Ruby was born when his Dutch mother and American father were stationed on a US Air Force base in Germany. They moved to the US when he was a child, first to Baltimore, then to Pennsylvania, where his hippyish, self-sufficient parents emulated The Good Life in a community that saw them as dangerous outsiders, son included.

His mother gave him the sewing machine when he was 13. Ruby used it to create his own clothes and mark himself out even more so as unusual. “I quickly came to the realisation that many people in the area were suspicious and hostile to anything that didn’t look or act like them,” he says. “For me, as a teenager, that was both provocative and powerful.”

Part of Ruby’s journey through art has been embracing and acknowledging his past, something about which he now admits a degree of embarrassment. “I knew quilt-making before I knew Ellsworth Kelly,” he says. Around a decade ago he began creating clothes again. “I’d set aside a certain amount of yardage from a project, to make a very simple outfit for myself,” he says. These “cannibalised” art offcuts became an unofficial uniform for Ruby. “For the past six years I’ve really mostly worn what I made,” he says, softly. He even had special branded zips and labels made. These wearable works, though not conceived as art, were nevertheless displayed at Sprüth Magers gallery in London in 2016. For Ruby, this latest fashion label has been a natural extension of his working practice, his interest, his life.

# Work item:
Copy out the passage about Ruby and his clothes word for word, from start to finish.

# Records:

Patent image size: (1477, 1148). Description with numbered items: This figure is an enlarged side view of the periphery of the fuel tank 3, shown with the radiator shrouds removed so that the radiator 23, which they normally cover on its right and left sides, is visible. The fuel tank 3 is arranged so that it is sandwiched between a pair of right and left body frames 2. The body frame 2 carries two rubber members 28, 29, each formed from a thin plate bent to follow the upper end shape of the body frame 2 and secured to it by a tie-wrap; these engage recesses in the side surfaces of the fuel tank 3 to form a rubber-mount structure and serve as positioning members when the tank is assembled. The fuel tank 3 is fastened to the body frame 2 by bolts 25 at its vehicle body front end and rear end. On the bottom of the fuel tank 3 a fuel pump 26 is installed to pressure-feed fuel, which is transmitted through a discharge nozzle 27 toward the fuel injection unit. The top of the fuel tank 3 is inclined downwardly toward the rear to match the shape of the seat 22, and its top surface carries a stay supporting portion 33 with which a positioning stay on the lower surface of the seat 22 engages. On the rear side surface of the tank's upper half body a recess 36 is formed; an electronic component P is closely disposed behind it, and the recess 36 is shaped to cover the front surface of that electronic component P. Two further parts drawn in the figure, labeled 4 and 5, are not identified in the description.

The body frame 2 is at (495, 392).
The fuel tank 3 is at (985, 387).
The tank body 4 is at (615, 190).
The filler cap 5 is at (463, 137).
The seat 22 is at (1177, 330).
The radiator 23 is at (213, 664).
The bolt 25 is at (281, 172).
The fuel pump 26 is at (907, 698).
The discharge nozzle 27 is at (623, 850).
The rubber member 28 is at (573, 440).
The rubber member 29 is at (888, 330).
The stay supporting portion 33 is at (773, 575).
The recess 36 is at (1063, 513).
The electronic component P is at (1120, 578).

# Exercise result:
Ruby was born when his Dutch mother and American father were stationed on a US Air Force base in Germany. They moved to the US when he was a child, first to Baltimore, then to Pennsylvania, where his hippyish, self-sufficient parents emulated The Good Life in a community that saw them as dangerous outsiders, son included.

His mother gave him the sewing machine when he was 13. Ruby used it to create his own clothes and mark himself out even more so as unusual. “I quickly came to the realisation that many people in the area were suspicious and hostile to anything that didn’t look or act like them,” he says. “For me, as a teenager, that was both provocative and powerful.”

Part of Ruby’s journey through art has been embracing and acknowledging his past, something about which he now admits a degree of embarrassment. “I knew quilt-making before I knew Ellsworth Kelly,” he says. Around a decade ago he began creating clothes again. “I’d set aside a certain amount of yardage from a project, to make a very simple outfit for myself,” he says. These “cannibalised” art offcuts became an unofficial uniform for Ruby. “For the past six years I’ve really mostly worn what I made,” he says, softly. He even had special branded zips and labels made. These wearable works, though not conceived as art, were nevertheless displayed at Sprüth Magers gallery in London in 2016. For Ruby, this latest fashion label has been a natural extension of his working practice, his interest, his life.